▶ **Excerpt from a dataset**
## start

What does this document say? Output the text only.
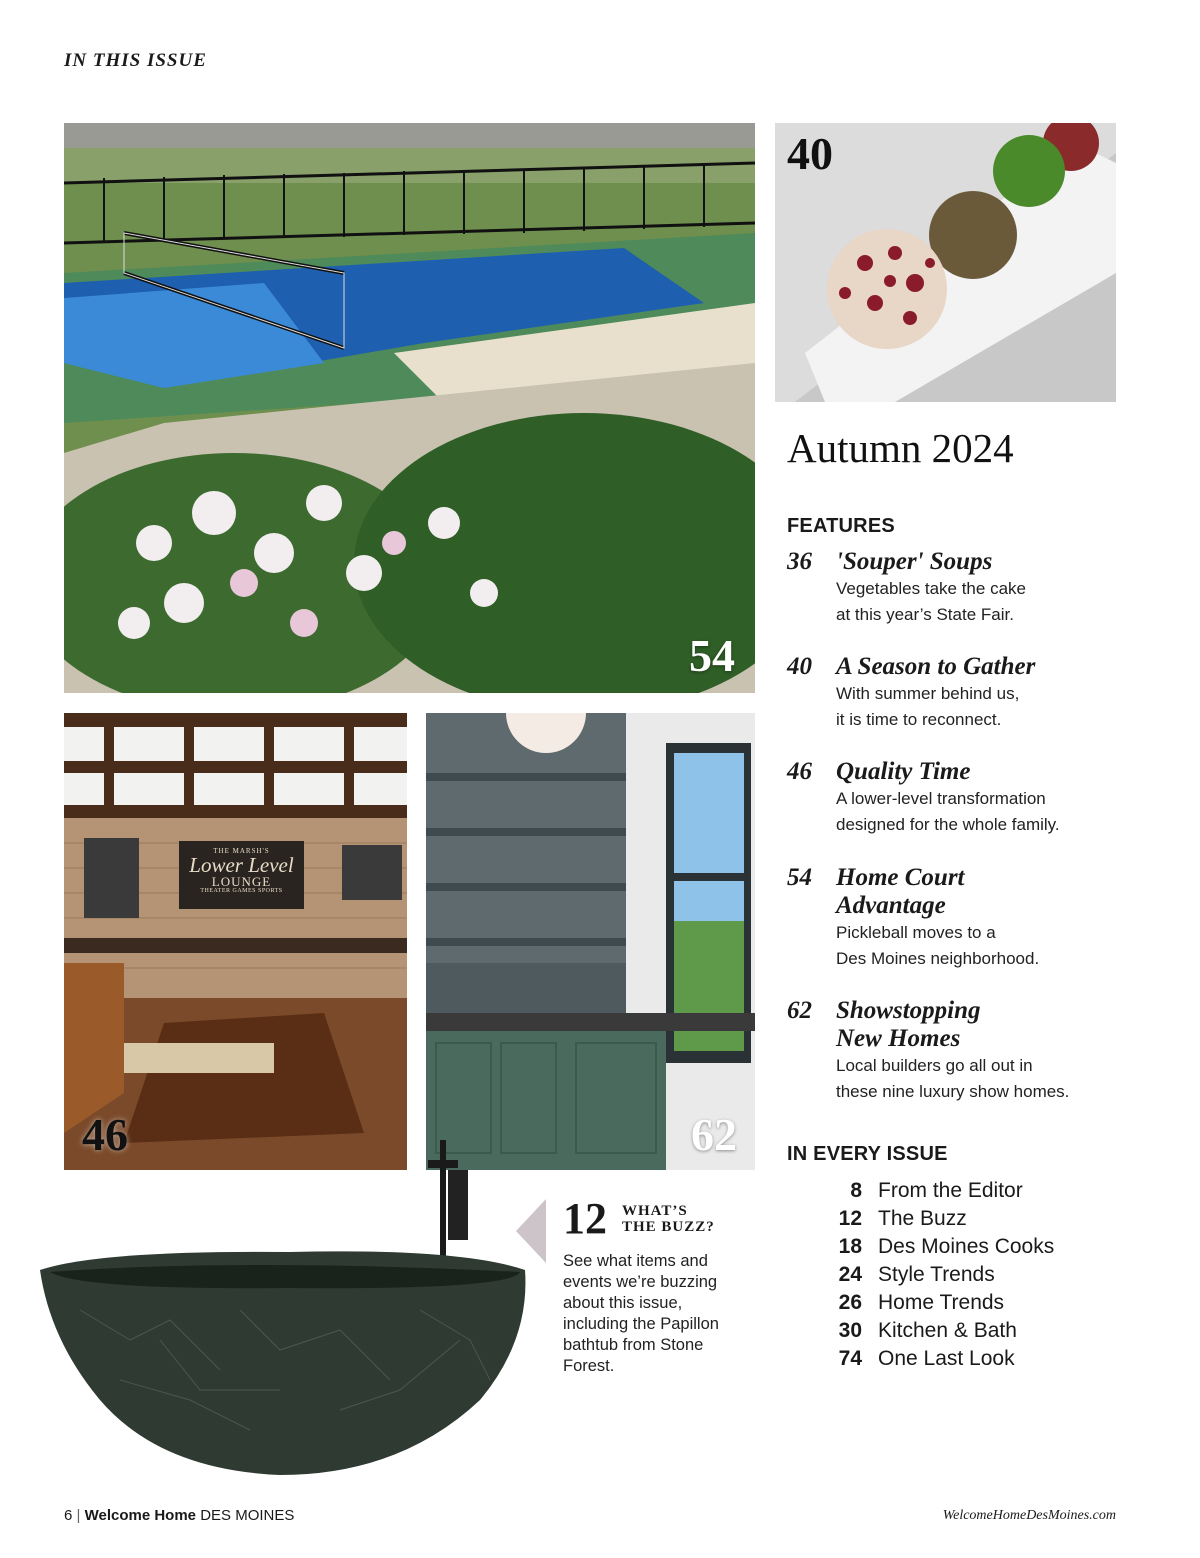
IN THIS ISSUE
54
40
THE MARSH'S
Lower Level
LOUNGE
THEATER GAMES SPORTS
46	62
Autumn 2024
FEATURES
36 'Souper' Soups
Vegetables take the cake
at this year’s State Fair.
40 A Season to Gather
With summer behind us,
it is time to reconnect.
46 Quality Time
A lower-level transformation
designed for the whole family.
54 Home Court
Advantage
Pickleball moves to a
Des Moines neighborhood.
62 Showstopping
New Homes
Local builders go all out in
these nine luxury show homes.
IN EVERY ISSUE
8 From the Editor
12 The Buzz
18 Des Moines Cooks
24 Style Trends
26 Home Trends
30 Kitchen & Bath
74 One Last Look
12 WHAT’S
THE BUZZ?
See what items and events we’re buzzing about this issue, including the Papillon bathtub from Stone Forest.
6 | Welcome Home DES MOINES	WelcomeHomeDesMoines.com
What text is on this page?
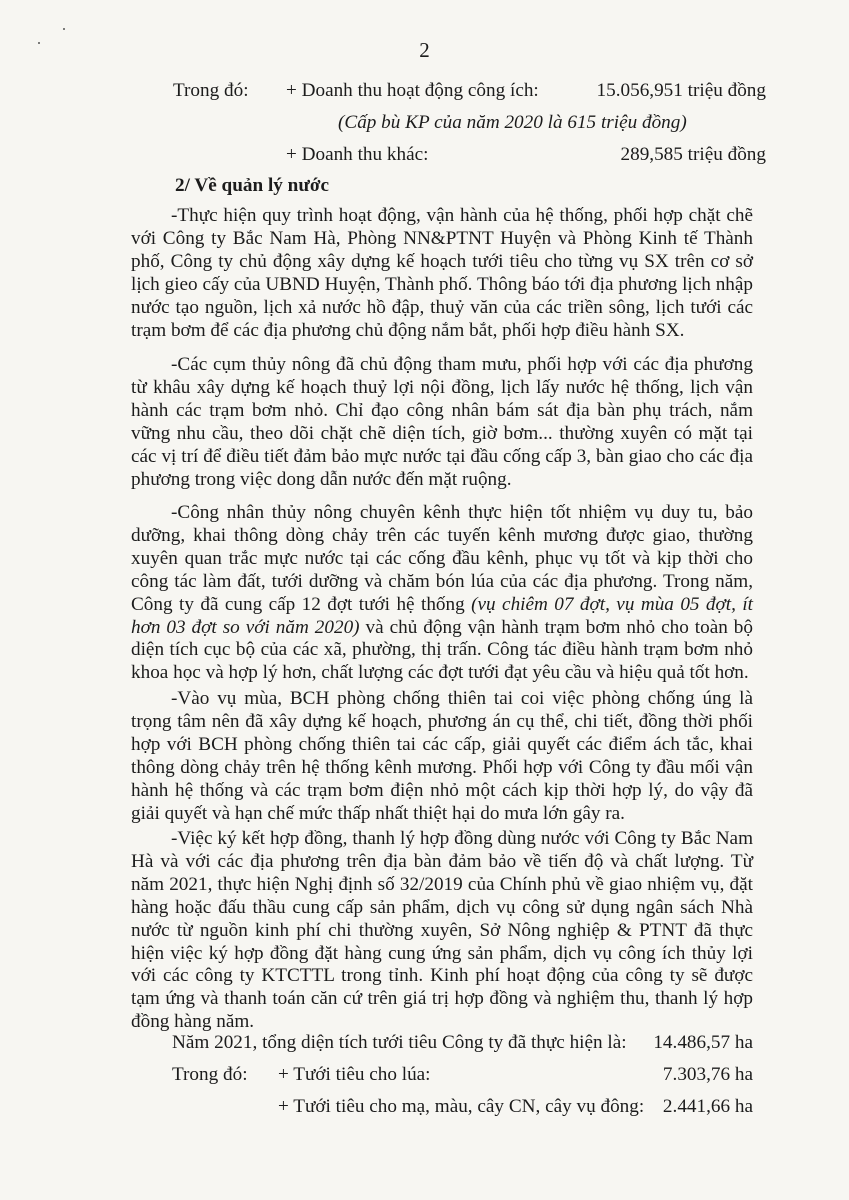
2
Trong đó: + Doanh thu hoạt động công ích:	15.056,951 triệu đồng
(Cấp bù KP của năm 2020 là 615 triệu đồng)
+ Doanh thu khác:	289,585 triệu đồng
2/ Về quản lý nước
-Thực hiện quy trình hoạt động, vận hành của hệ thống, phối hợp chặt chẽ với Công ty Bắc Nam Hà, Phòng NN&PTNT Huyện và Phòng Kinh tế Thành phố, Công ty chủ động xây dựng kế hoạch tưới tiêu cho từng vụ SX trên cơ sở lịch gieo cấy của UBND Huyện, Thành phố. Thông báo tới địa phương lịch nhập nước tạo nguồn, lịch xả nước hồ đập, thuỷ văn của các triền sông, lịch tưới các trạm bơm để các địa phương chủ động nắm bắt, phối hợp điều hành SX.
-Các cụm thủy nông đã chủ động tham mưu, phối hợp với các địa phương từ khâu xây dựng kế hoạch thuỷ lợi nội đồng, lịch lấy nước hệ thống, lịch vận hành các trạm bơm nhỏ. Chỉ đạo công nhân bám sát địa bàn phụ trách, nắm vững nhu cầu, theo dõi chặt chẽ diện tích, giờ bơm... thường xuyên có mặt tại các vị trí để điều tiết đảm bảo mực nước tại đầu cống cấp 3, bàn giao cho các địa phương trong việc dong dẫn nước đến mặt ruộng.
-Công nhân thủy nông chuyên kênh thực hiện tốt nhiệm vụ duy tu, bảo dưỡng, khai thông dòng chảy trên các tuyến kênh mương được giao, thường xuyên quan trắc mực nước tại các cống đầu kênh, phục vụ tốt và kịp thời cho công tác làm đất, tưới dưỡng và chăm bón lúa của các địa phương. Trong năm, Công ty đã cung cấp 12 đợt tưới hệ thống (vụ chiêm 07 đợt, vụ mùa 05 đợt, ít hơn 03 đợt so với năm 2020) và chủ động vận hành trạm bơm nhỏ cho toàn bộ diện tích cục bộ của các xã, phường, thị trấn. Công tác điều hành trạm bơm nhỏ khoa học và hợp lý hơn, chất lượng các đợt tưới đạt yêu cầu và hiệu quả tốt hơn.
-Vào vụ mùa, BCH phòng chống thiên tai coi việc phòng chống úng là trọng tâm nên đã xây dựng kế hoạch, phương án cụ thể, chi tiết, đồng thời phối hợp với BCH phòng chống thiên tai các cấp, giải quyết các điểm ách tắc, khai thông dòng chảy trên hệ thống kênh mương. Phối hợp với Công ty đầu mối vận hành hệ thống và các trạm bơm điện nhỏ một cách kịp thời hợp lý, do vậy đã giải quyết và hạn chế mức thấp nhất thiệt hại do mưa lớn gây ra.
-Việc ký kết hợp đồng, thanh lý hợp đồng dùng nước với Công ty Bắc Nam Hà và với các địa phương trên địa bàn đảm bảo về tiến độ và chất lượng. Từ năm 2021, thực hiện Nghị định số 32/2019 của Chính phủ về giao nhiệm vụ, đặt hàng hoặc đấu thầu cung cấp sản phẩm, dịch vụ công sử dụng ngân sách Nhà nước từ nguồn kinh phí chi thường xuyên, Sở Nông nghiệp & PTNT đã thực hiện việc ký hợp đồng đặt hàng cung ứng sản phẩm, dịch vụ công ích thủy lợi với các công ty KTCTTL trong tỉnh. Kinh phí hoạt động của công ty sẽ được tạm ứng và thanh toán căn cứ trên giá trị hợp đồng và nghiệm thu, thanh lý hợp đồng hàng năm.
Năm 2021, tổng diện tích tưới tiêu Công ty đã thực hiện là:	14.486,57 ha
Trong đó: + Tưới tiêu cho lúa:	7.303,76 ha
+ Tưới tiêu cho mạ, màu, cây CN, cây vụ đông: 2.441,66 ha
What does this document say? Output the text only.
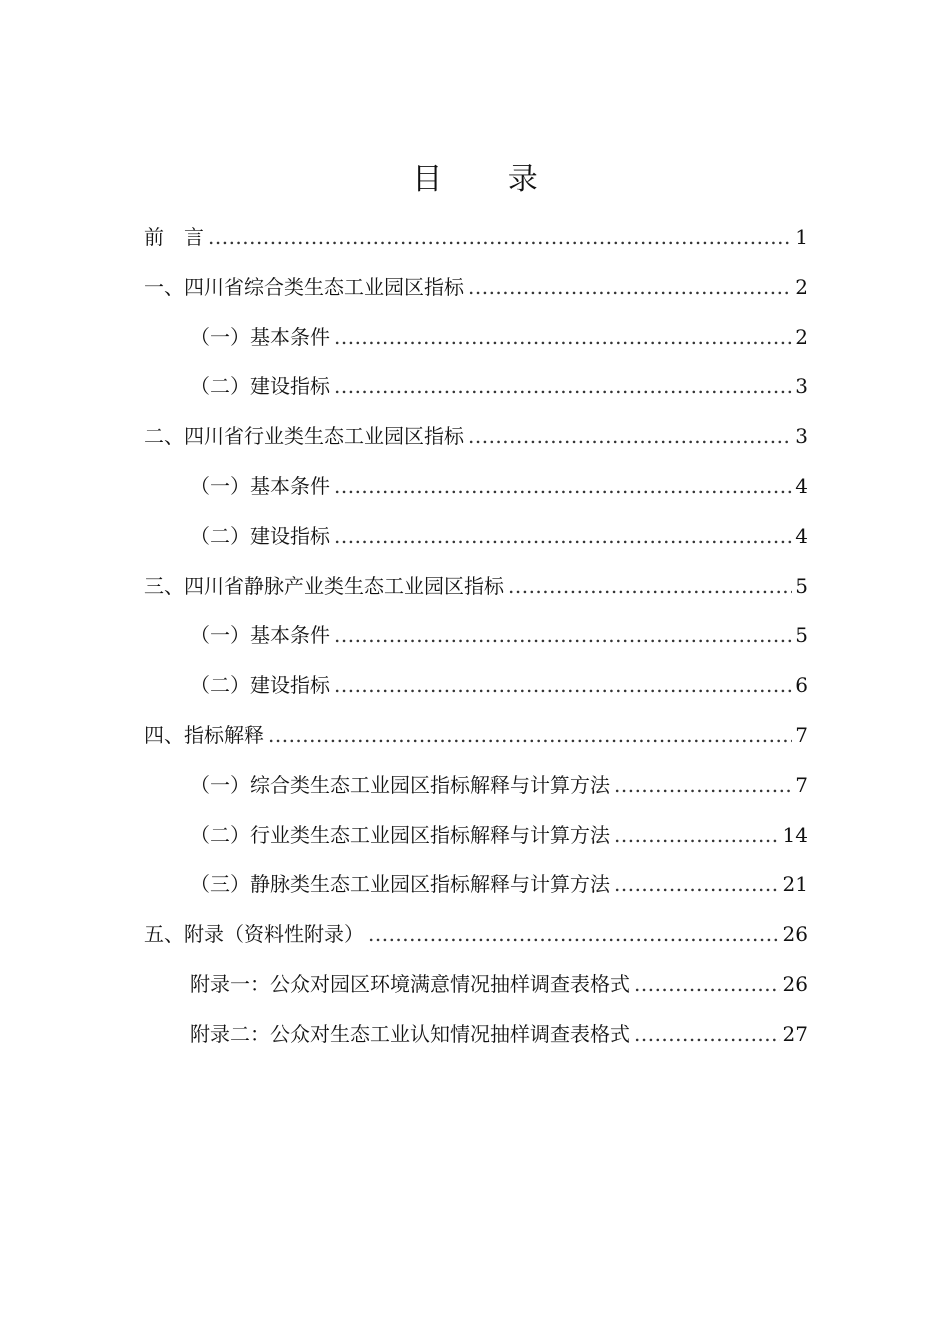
目 录
前　言 .....	1
一、四川省综合类生态工业园区指标 .....	2
（一）基本条件 .....	2
（二）建设指标 .....	3
二、四川省行业类生态工业园区指标 .....	3
（一）基本条件 .....	4
（二）建设指标 .....	4
三、四川省静脉产业类生态工业园区指标 .....	5
（一）基本条件 .....	5
（二）建设指标 .....	6
四、指标解释 .....	7
（一）综合类生态工业园区指标解释与计算方法 .....	7
（二）行业类生态工业园区指标解释与计算方法 .....	14
（三）静脉类生态工业园区指标解释与计算方法 .....	21
五、附录（资料性附录） .....	26
附录一：公众对园区环境满意情况抽样调查表格式 .....	26
附录二：公众对生态工业认知情况抽样调查表格式 .....	27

## end

▶ **WHAT THE TASK ASKS**
Using the records above, retype everything exactly except the pictures.

▶ **OUTPUT OF THE EXERCISE**
What does this document say? Output the text only.
IN THIS ISSUE
54
40
THE MARSH'S
Lower Level
LOUNGE
THEATER GAMES SPORTS
46	62
Autumn 2024
FEATURES
36 'Souper' Soups
Vegetables take the cake
at this year’s State Fair.
40 A Season to Gather
With summer behind us,
it is time to reconnect.
46 Quality Time
A lower-level transformation
designed for the whole family.
54 Home Court
Advantage
Pickleball moves to a
Des Moines neighborhood.
62 Showstopping
New Homes
Local builders go all out in
these nine luxury show homes.
IN EVERY ISSUE
8 From the Editor
12 The Buzz
18 Des Moines Cooks
24 Style Trends
26 Home Trends
30 Kitchen & Bath
74 One Last Look
12 WHAT’S
THE BUZZ?
See what items and events we’re buzzing about this issue, including the Papillon bathtub from Stone Forest.
6 | Welcome Home DES MOINES	WelcomeHomeDesMoines.com
What text is on this page?
2
Trong đó: + Doanh thu hoạt động công ích:	15.056,951 triệu đồng
(Cấp bù KP của năm 2020 là 615 triệu đồng)
+ Doanh thu khác:	289,585 triệu đồng
2/ Về quản lý nước
-Thực hiện quy trình hoạt động, vận hành của hệ thống, phối hợp chặt chẽ với Công ty Bắc Nam Hà, Phòng NN&PTNT Huyện và Phòng Kinh tế Thành phố, Công ty chủ động xây dựng kế hoạch tưới tiêu cho từng vụ SX trên cơ sở lịch gieo cấy của UBND Huyện, Thành phố. Thông báo tới địa phương lịch nhập nước tạo nguồn, lịch xả nước hồ đập, thuỷ văn của các triền sông, lịch tưới các trạm bơm để các địa phương chủ động nắm bắt, phối hợp điều hành SX.
-Các cụm thủy nông đã chủ động tham mưu, phối hợp với các địa phương từ khâu xây dựng kế hoạch thuỷ lợi nội đồng, lịch lấy nước hệ thống, lịch vận hành các trạm bơm nhỏ. Chỉ đạo công nhân bám sát địa bàn phụ trách, nắm vững nhu cầu, theo dõi chặt chẽ diện tích, giờ bơm... thường xuyên có mặt tại các vị trí để điều tiết đảm bảo mực nước tại đầu cống cấp 3, bàn giao cho các địa phương trong việc dong dẫn nước đến mặt ruộng.
-Công nhân thủy nông chuyên kênh thực hiện tốt nhiệm vụ duy tu, bảo dưỡng, khai thông dòng chảy trên các tuyến kênh mương được giao, thường xuyên quan trắc mực nước tại các cống đầu kênh, phục vụ tốt và kịp thời cho công tác làm đất, tưới dưỡng và chăm bón lúa của các địa phương. Trong năm, Công ty đã cung cấp 12 đợt tưới hệ thống (vụ chiêm 07 đợt, vụ mùa 05 đợt, ít hơn 03 đợt so với năm 2020) và chủ động vận hành trạm bơm nhỏ cho toàn bộ diện tích cục bộ của các xã, phường, thị trấn. Công tác điều hành trạm bơm nhỏ khoa học và hợp lý hơn, chất lượng các đợt tưới đạt yêu cầu và hiệu quả tốt hơn.
-Vào vụ mùa, BCH phòng chống thiên tai coi việc phòng chống úng là trọng tâm nên đã xây dựng kế hoạch, phương án cụ thể, chi tiết, đồng thời phối hợp với BCH phòng chống thiên tai các cấp, giải quyết các điểm ách tắc, khai thông dòng chảy trên hệ thống kênh mương. Phối hợp với Công ty đầu mối vận hành hệ thống và các trạm bơm điện nhỏ một cách kịp thời hợp lý, do vậy đã giải quyết và hạn chế mức thấp nhất thiệt hại do mưa lớn gây ra.
-Việc ký kết hợp đồng, thanh lý hợp đồng dùng nước với Công ty Bắc Nam Hà và với các địa phương trên địa bàn đảm bảo về tiến độ và chất lượng. Từ năm 2021, thực hiện Nghị định số 32/2019 của Chính phủ về giao nhiệm vụ, đặt hàng hoặc đấu thầu cung cấp sản phẩm, dịch vụ công sử dụng ngân sách Nhà nước từ nguồn kinh phí chi thường xuyên, Sở Nông nghiệp & PTNT đã thực hiện việc ký hợp đồng đặt hàng cung ứng sản phẩm, dịch vụ công ích thủy lợi với các công ty KTCTTL trong tỉnh. Kinh phí hoạt động của công ty sẽ được tạm ứng và thanh toán căn cứ trên giá trị hợp đồng và nghiệm thu, thanh lý hợp đồng hàng năm.
Năm 2021, tổng diện tích tưới tiêu Công ty đã thực hiện là:	14.486,57 ha
Trong đó: + Tưới tiêu cho lúa:	7.303,76 ha
+ Tưới tiêu cho mạ, màu, cây CN, cây vụ đông: 2.441,66 ha
What does this document say? Output the text only.
目 录
前　言 .....	1
一、四川省综合类生态工业园区指标 .....	2
（一）基本条件 .....	2
（二）建设指标 .....	3
二、四川省行业类生态工业园区指标 .....	3
（一）基本条件 .....	4
（二）建设指标 .....	4
三、四川省静脉产业类生态工业园区指标 .....	5
（一）基本条件 .....	5
（二）建设指标 .....	6
四、指标解释 .....	7
（一）综合类生态工业园区指标解释与计算方法 .....	7
（二）行业类生态工业园区指标解释与计算方法 .....	14
（三）静脉类生态工业园区指标解释与计算方法 .....	21
五、附录（资料性附录） .....	26
附录一：公众对园区环境满意情况抽样调查表格式 .....	26
附录二：公众对生态工业认知情况抽样调查表格式 .....	27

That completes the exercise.